- **Task description**
Keep the images out and copy every entry below exactly.

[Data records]
___

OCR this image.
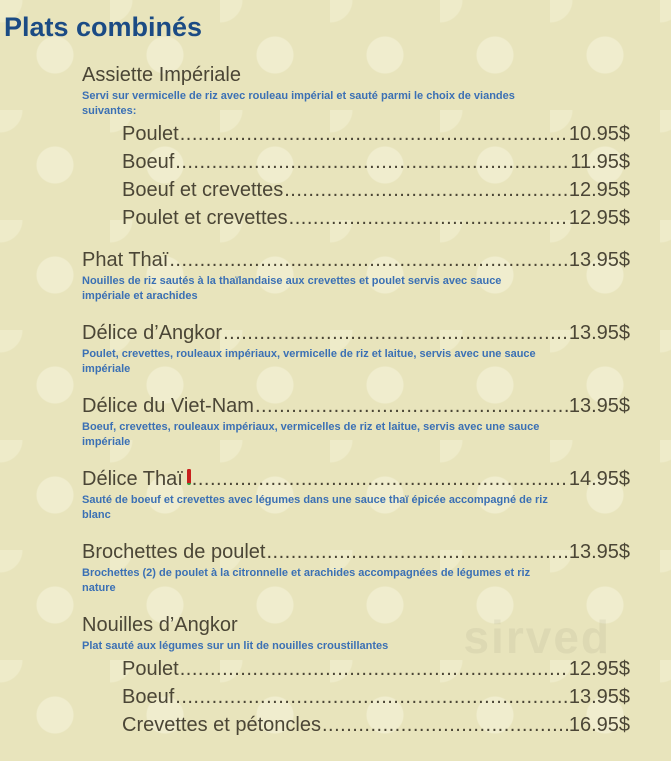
Plats combinés
sirved
Assiette Impériale
Servi sur vermicelle de riz avec rouleau impérial et sauté parmi le choix de viandes suivantes:
Poulet .....	10.95$
Boeuf .....	11.95$
Boeuf et crevettes .....	12.95$
Poulet et crevettes .....	12.95$
Phat Thaï .....	13.95$
Nouilles de riz sautés à la thaïlandaise aux crevettes et poulet servis avec sauce impériale et arachides
Délice d’Angkor .....	13.95$
Poulet, crevettes, rouleaux impériaux, vermicelle de riz et laitue, servis avec une sauce impériale
Délice du Viet-Nam .....	13.95$
Boeuf, crevettes, rouleaux impériaux, vermicelles de riz et laitue, servis avec une sauce impériale
Délice Thaï .....	14.95$
Sauté de boeuf et crevettes avec légumes dans une sauce thaï épicée accompagné de riz blanc
Brochettes de poulet .....	13.95$
Brochettes (2) de poulet à la citronnelle et arachides accompagnées de légumes et riz nature
Nouilles d’Angkor
Plat sauté aux légumes sur un lit de nouilles croustillantes
Poulet .....	12.95$
Boeuf .....	13.95$
Crevettes et pétoncles .....	16.95$
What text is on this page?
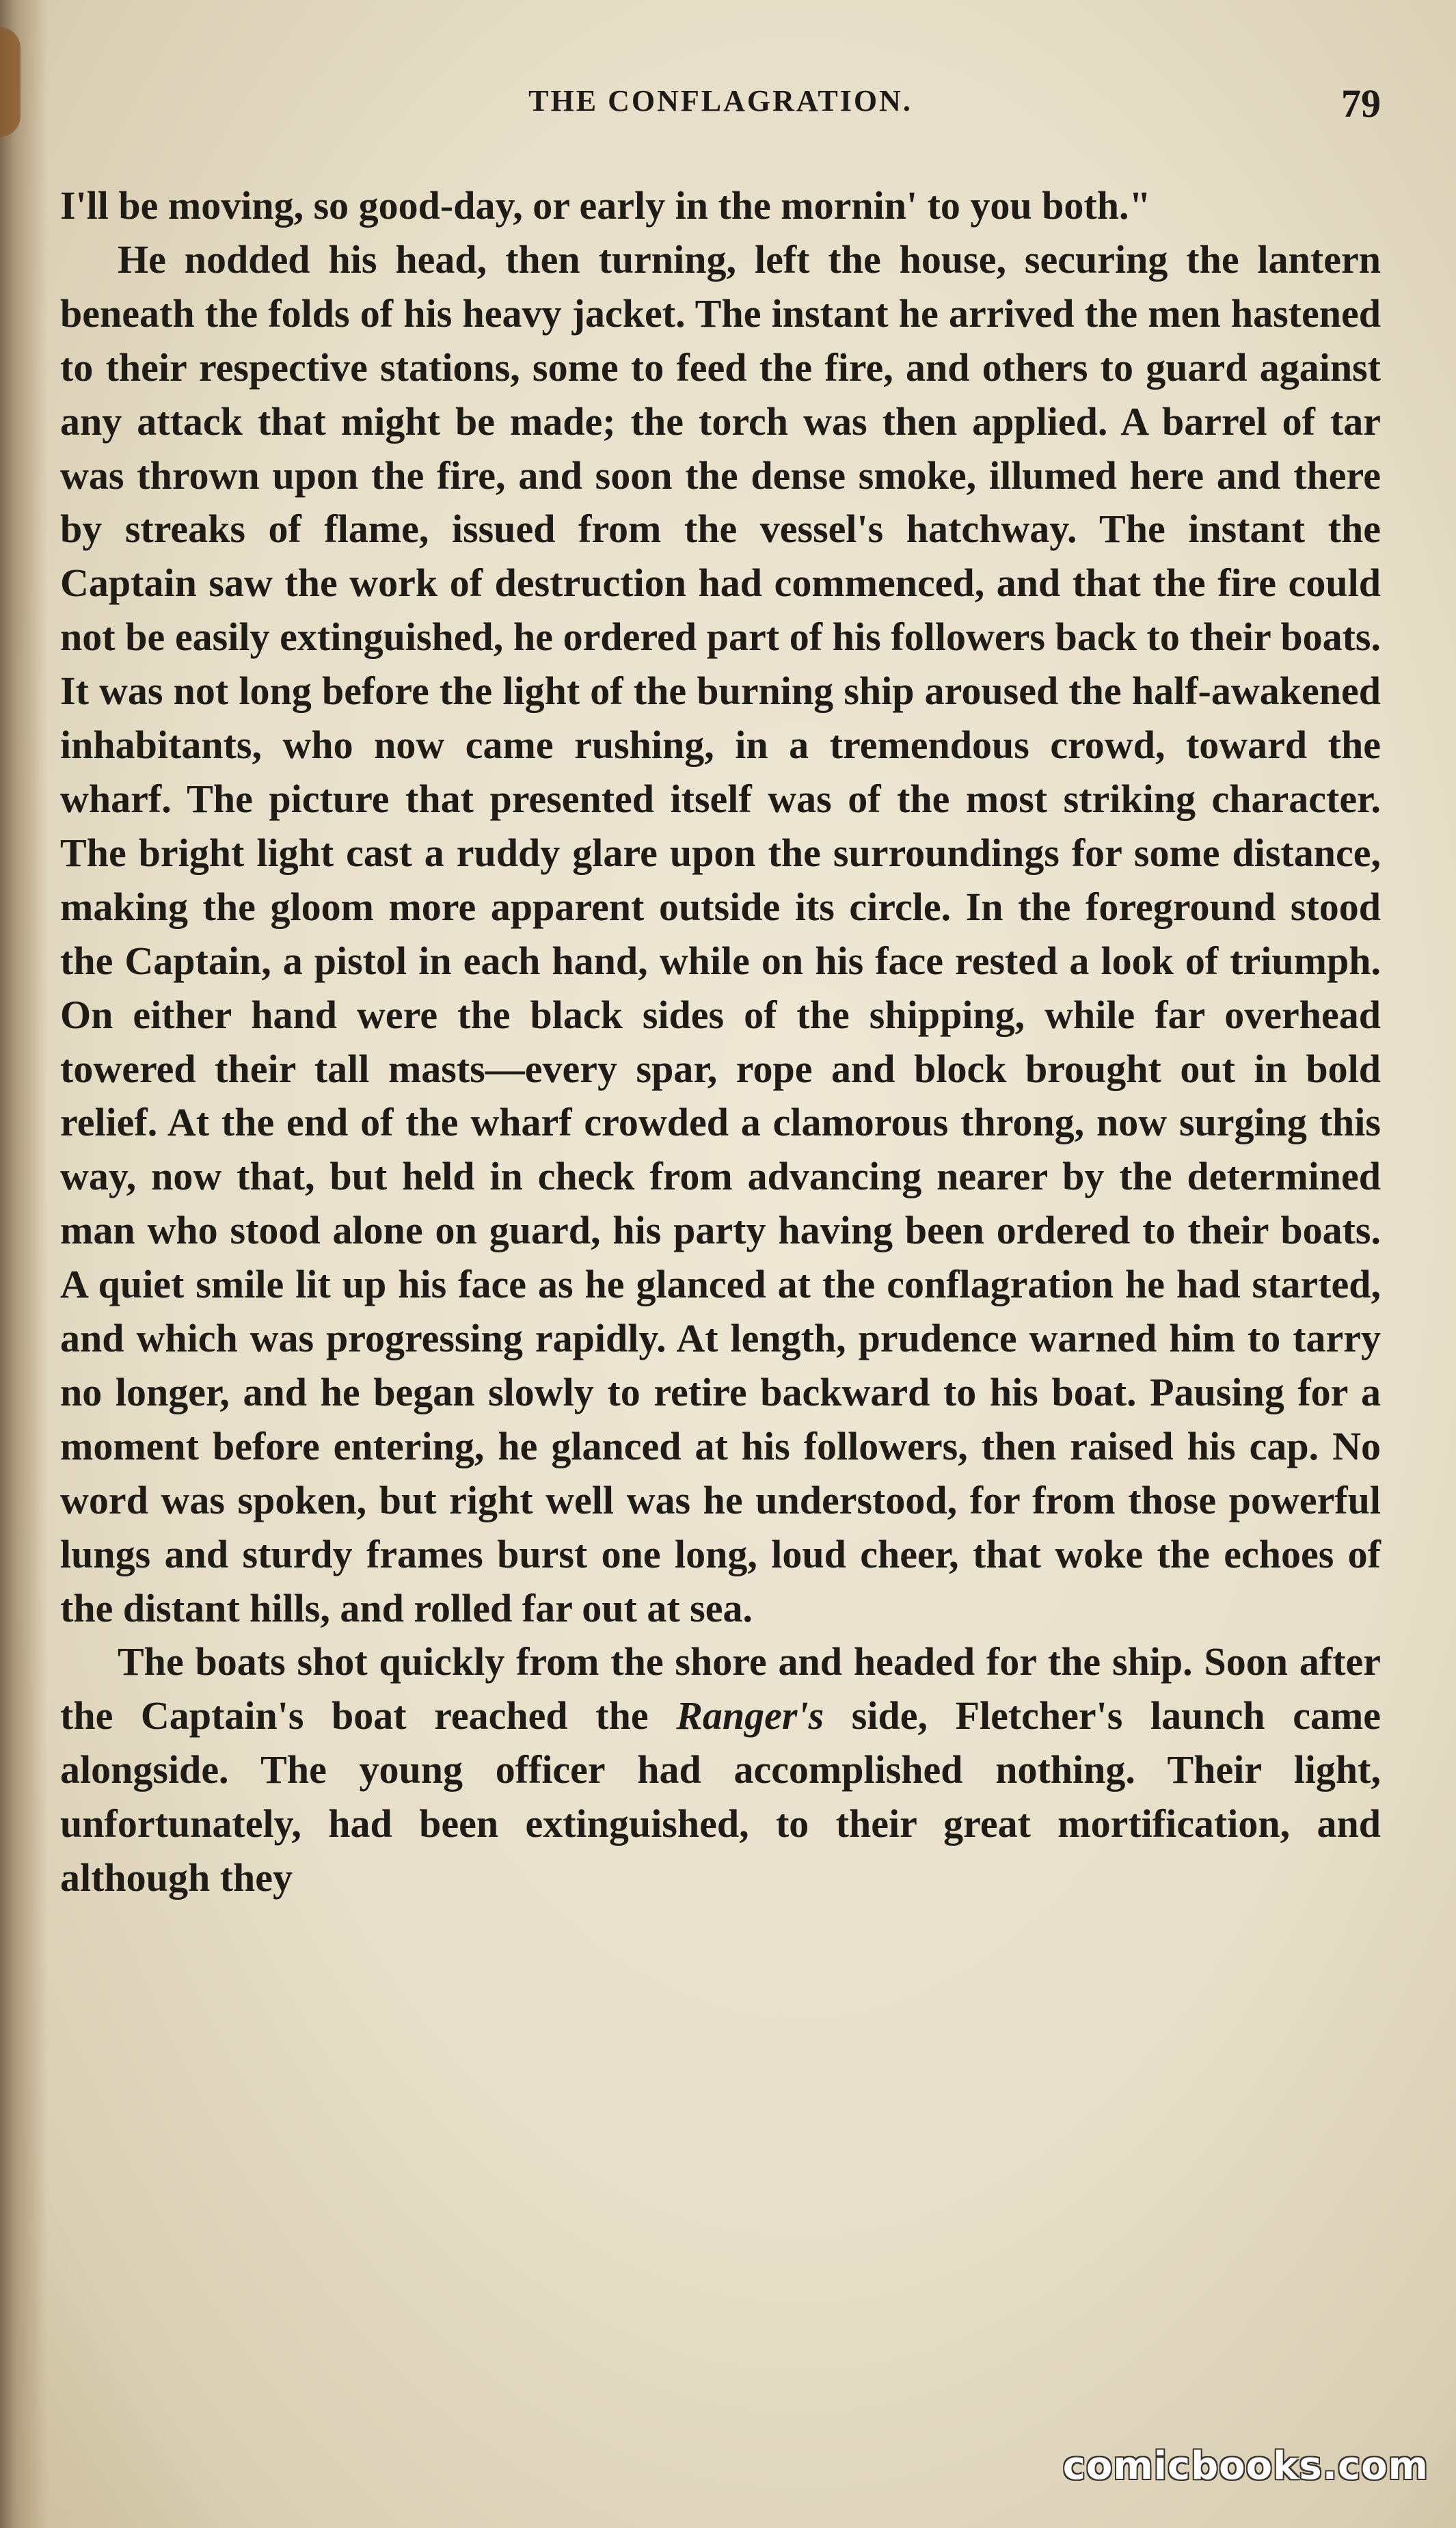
THE CONFLAGRATION.	79

I'll be moving, so good-day, or early in the mornin' to you both."

He nodded his head, then turning, left the house, securing the lantern beneath the folds of his heavy jacket. The instant he arrived the men hastened to their respective stations, some to feed the fire, and others to guard against any attack that might be made; the torch was then applied. A barrel of tar was thrown upon the fire, and soon the dense smoke, illumed here and there by streaks of flame, issued from the vessel's hatchway. The instant the Captain saw the work of destruction had commenced, and that the fire could not be easily extinguished, he ordered part of his followers back to their boats. It was not long before the light of the burning ship aroused the half-awakened inhabitants, who now came rushing, in a tremendous crowd, toward the wharf. The picture that presented itself was of the most striking character. The bright light cast a ruddy glare upon the surroundings for some distance, making the gloom more apparent outside its circle. In the foreground stood the Captain, a pistol in each hand, while on his face rested a look of triumph. On either hand were the black sides of the shipping, while far overhead towered their tall masts—every spar, rope and block brought out in bold relief. At the end of the wharf crowded a clamorous throng, now surging this way, now that, but held in check from advancing nearer by the determined man who stood alone on guard, his party having been ordered to their boats. A quiet smile lit up his face as he glanced at the conflagration he had started, and which was progressing rapidly. At length, prudence warned him to tarry no longer, and he began slowly to retire backward to his boat. Pausing for a moment before entering, he glanced at his followers, then raised his cap. No word was spoken, but right well was he understood, for from those powerful lungs and sturdy frames burst one long, loud cheer, that woke the echoes of the distant hills, and rolled far out at sea.

The boats shot quickly from the shore and headed for the ship. Soon after the Captain's boat reached the Ranger's side, Fletcher's launch came alongside. The young officer had accomplished nothing. Their light, unfortunately, had been extinguished, to their great mortification, and although they

comicbooks.com
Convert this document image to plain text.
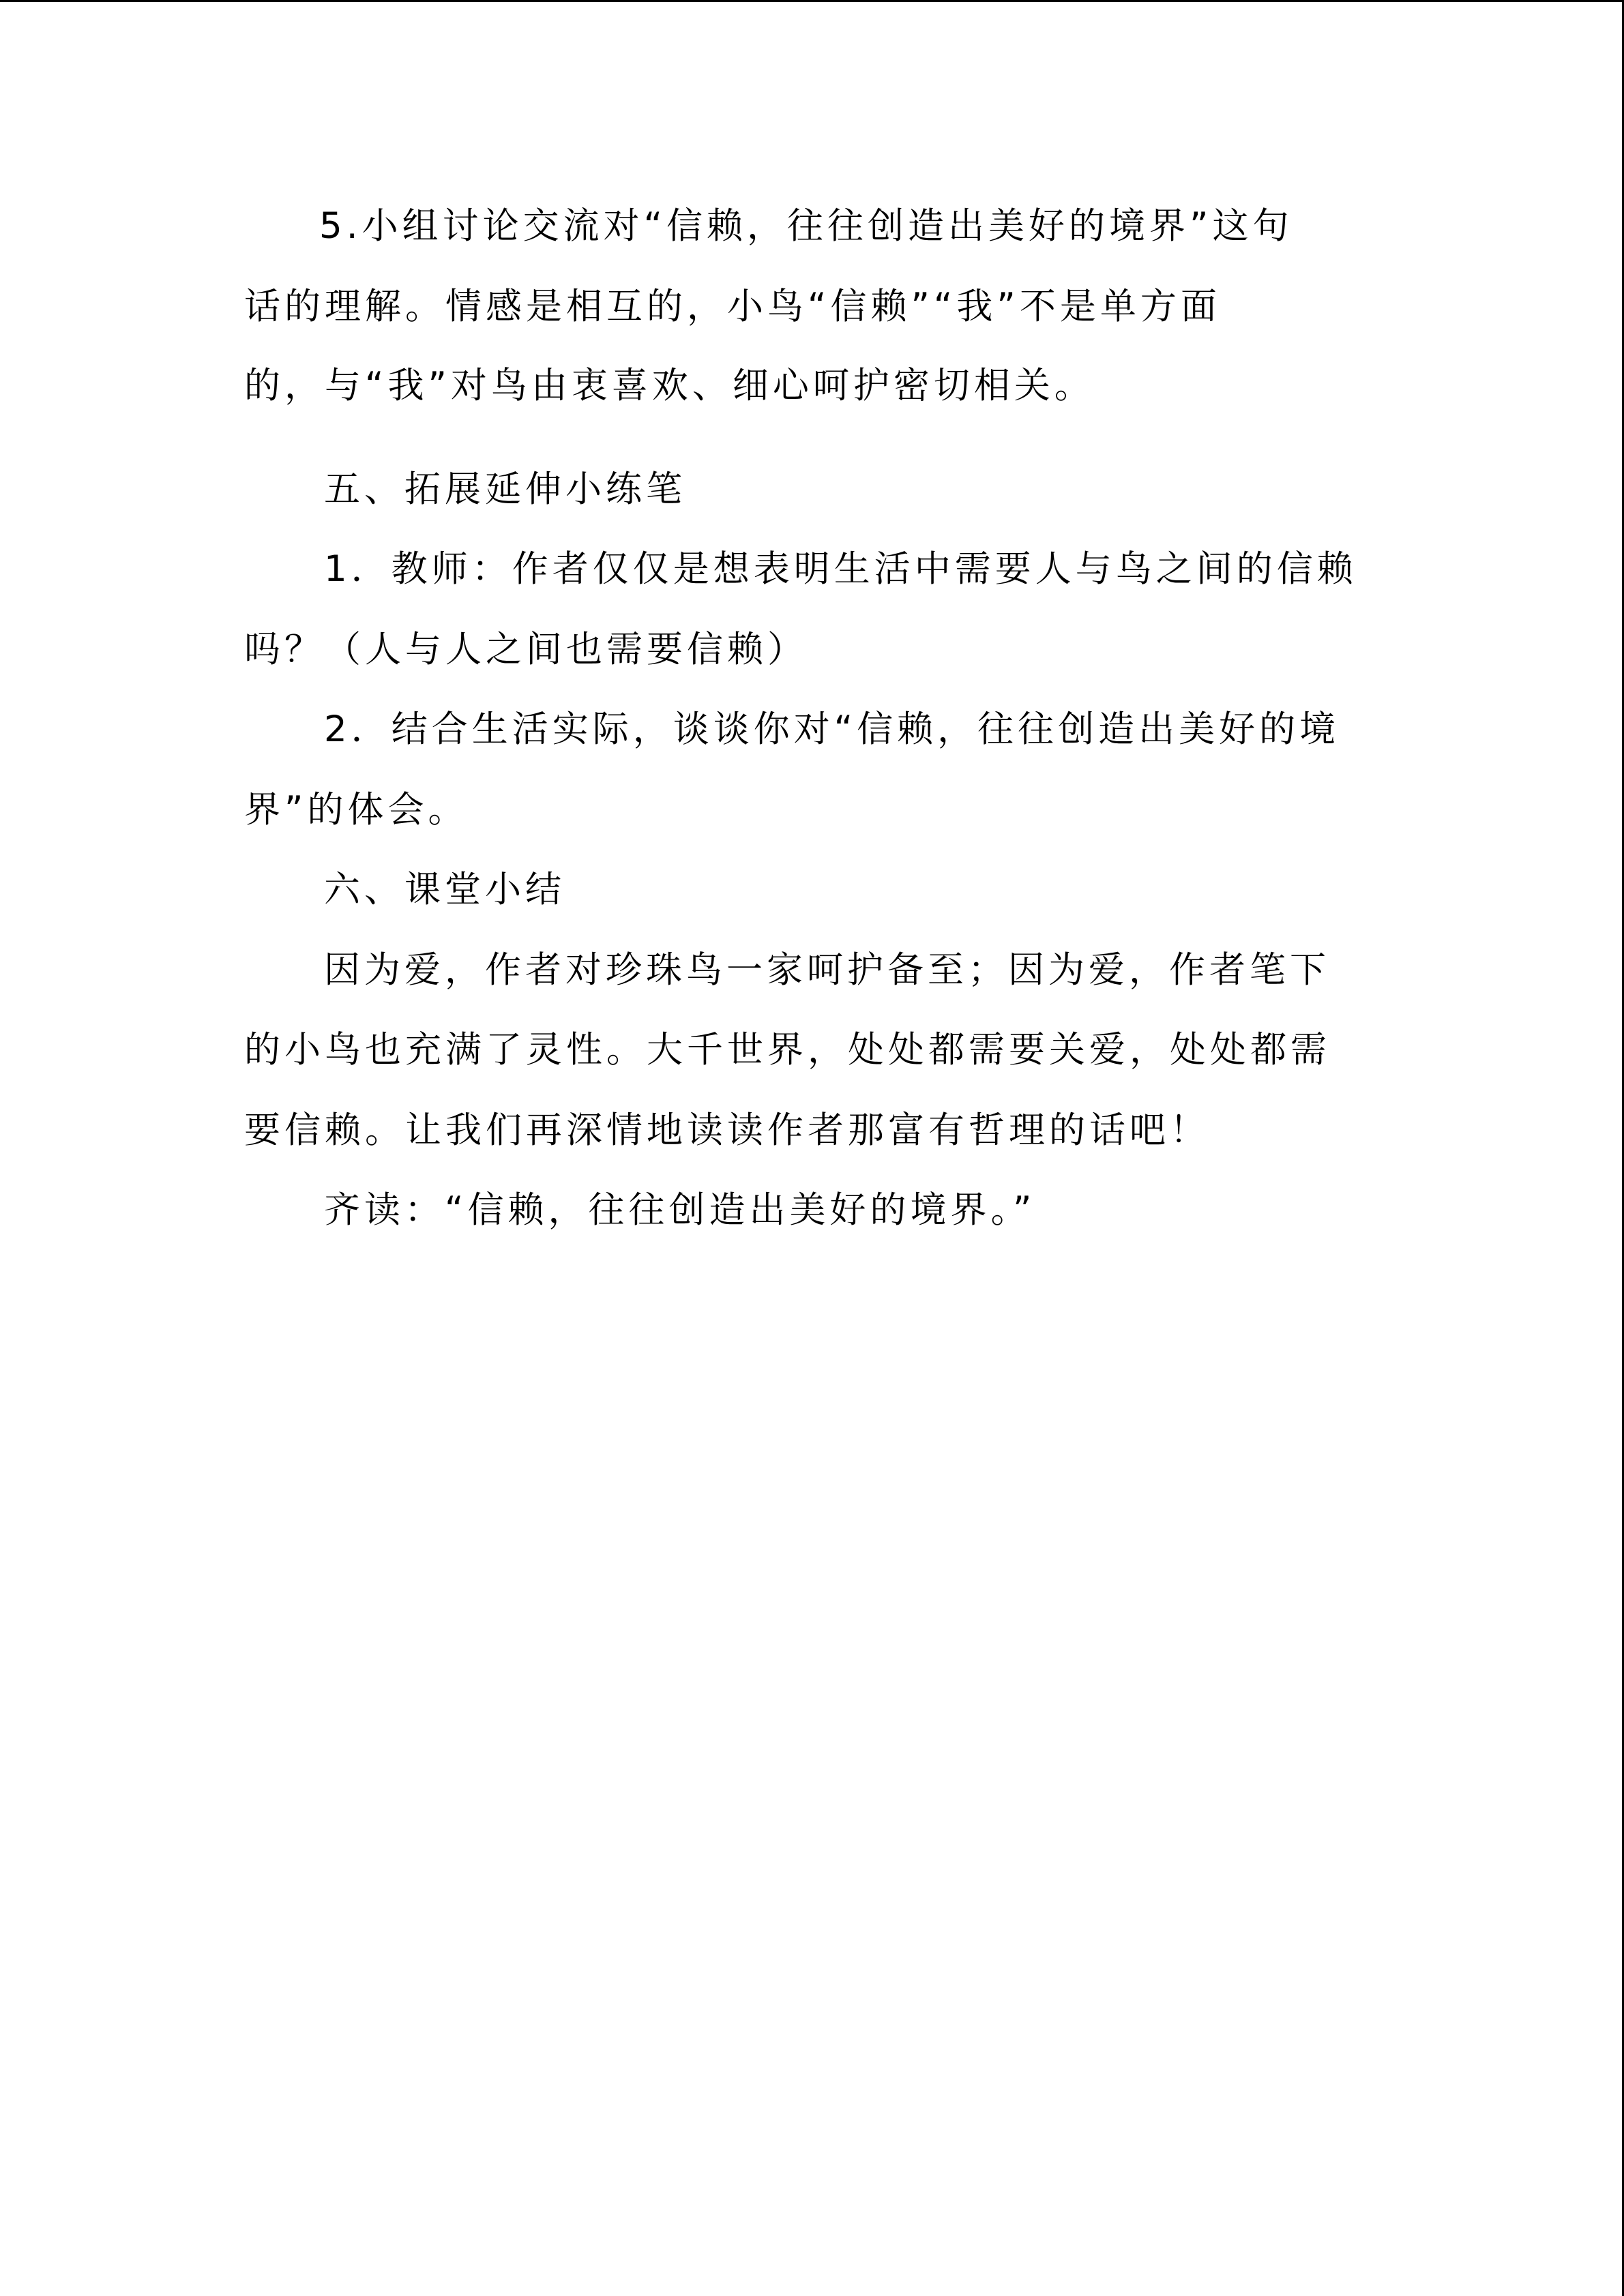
5.小组讨论交流对“信赖，往往创造出美好的境界”这句
话的理解。情感是相互的，小鸟“信赖”“我”不是单方面
的，与“我”对鸟由衷喜欢、细心呵护密切相关。
五、拓展延伸小练笔
1．教师：作者仅仅是想表明生活中需要人与鸟之间的信赖
吗？（人与人之间也需要信赖）
2．结合生活实际，谈谈你对“信赖，往往创造出美好的境
界”的体会。
六、课堂小结
因为爱，作者对珍珠鸟一家呵护备至；因为爱，作者笔下
的小鸟也充满了灵性。大千世界，处处都需要关爱，处处都需
要信赖。让我们再深情地读读作者那富有哲理的话吧！
齐读：“信赖，往往创造出美好的境界。”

___

- **Reply**
OCR this image.
Plats combinés
sirved
Assiette Impériale
Servi sur vermicelle de riz avec rouleau impérial et sauté parmi le choix de viandes suivantes:
Poulet .....	10.95$
Boeuf .....	11.95$
Boeuf et crevettes .....	12.95$
Poulet et crevettes .....	12.95$
Phat Thaï .....	13.95$
Nouilles de riz sautés à la thaïlandaise aux crevettes et poulet servis avec sauce impériale et arachides
Délice d’Angkor .....	13.95$
Poulet, crevettes, rouleaux impériaux, vermicelle de riz et laitue, servis avec une sauce impériale
Délice du Viet-Nam .....	13.95$
Boeuf, crevettes, rouleaux impériaux, vermicelles de riz et laitue, servis avec une sauce impériale
Délice Thaï .....	14.95$
Sauté de boeuf et crevettes avec légumes dans une sauce thaï épicée accompagné de riz blanc
Brochettes de poulet .....	13.95$
Brochettes (2) de poulet à la citronnelle et arachides accompagnées de légumes et riz nature
Nouilles d’Angkor
Plat sauté aux légumes sur un lit de nouilles croustillantes
Poulet .....	12.95$
Boeuf .....	13.95$
Crevettes et pétoncles .....	16.95$
What text is on this page?
THE CONFLAGRATION.	79

I'll be moving, so good-day, or early in the mornin' to you both."

He nodded his head, then turning, left the house, securing the lantern beneath the folds of his heavy jacket. The instant he arrived the men hastened to their respective stations, some to feed the fire, and others to guard against any attack that might be made; the torch was then applied. A barrel of tar was thrown upon the fire, and soon the dense smoke, illumed here and there by streaks of flame, issued from the vessel's hatchway. The instant the Captain saw the work of destruction had commenced, and that the fire could not be easily extinguished, he ordered part of his followers back to their boats. It was not long before the light of the burning ship aroused the half-awakened inhabitants, who now came rushing, in a tremendous crowd, toward the wharf. The picture that presented itself was of the most striking character. The bright light cast a ruddy glare upon the surroundings for some distance, making the gloom more apparent outside its circle. In the foreground stood the Captain, a pistol in each hand, while on his face rested a look of triumph. On either hand were the black sides of the shipping, while far overhead towered their tall masts—every spar, rope and block brought out in bold relief. At the end of the wharf crowded a clamorous throng, now surging this way, now that, but held in check from advancing nearer by the determined man who stood alone on guard, his party having been ordered to their boats. A quiet smile lit up his face as he glanced at the conflagration he had started, and which was progressing rapidly. At length, prudence warned him to tarry no longer, and he began slowly to retire backward to his boat. Pausing for a moment before entering, he glanced at his followers, then raised his cap. No word was spoken, but right well was he understood, for from those powerful lungs and sturdy frames burst one long, loud cheer, that woke the echoes of the distant hills, and rolled far out at sea.

The boats shot quickly from the shore and headed for the ship. Soon after the Captain's boat reached the Ranger's side, Fletcher's launch came alongside. The young officer had accomplished nothing. Their light, unfortunately, had been extinguished, to their great mortification, and although they

comicbooks.com
Convert this document image to plain text.
5.小组讨论交流对“信赖，往往创造出美好的境界”这句
话的理解。情感是相互的，小鸟“信赖”“我”不是单方面
的，与“我”对鸟由衷喜欢、细心呵护密切相关。
五、拓展延伸小练笔
1．教师：作者仅仅是想表明生活中需要人与鸟之间的信赖
吗？（人与人之间也需要信赖）
2．结合生活实际，谈谈你对“信赖，往往创造出美好的境
界”的体会。
六、课堂小结
因为爱，作者对珍珠鸟一家呵护备至；因为爱，作者笔下
的小鸟也充满了灵性。大千世界，处处都需要关爱，处处都需
要信赖。让我们再深情地读读作者那富有哲理的话吧！
齐读：“信赖，往往创造出美好的境界。”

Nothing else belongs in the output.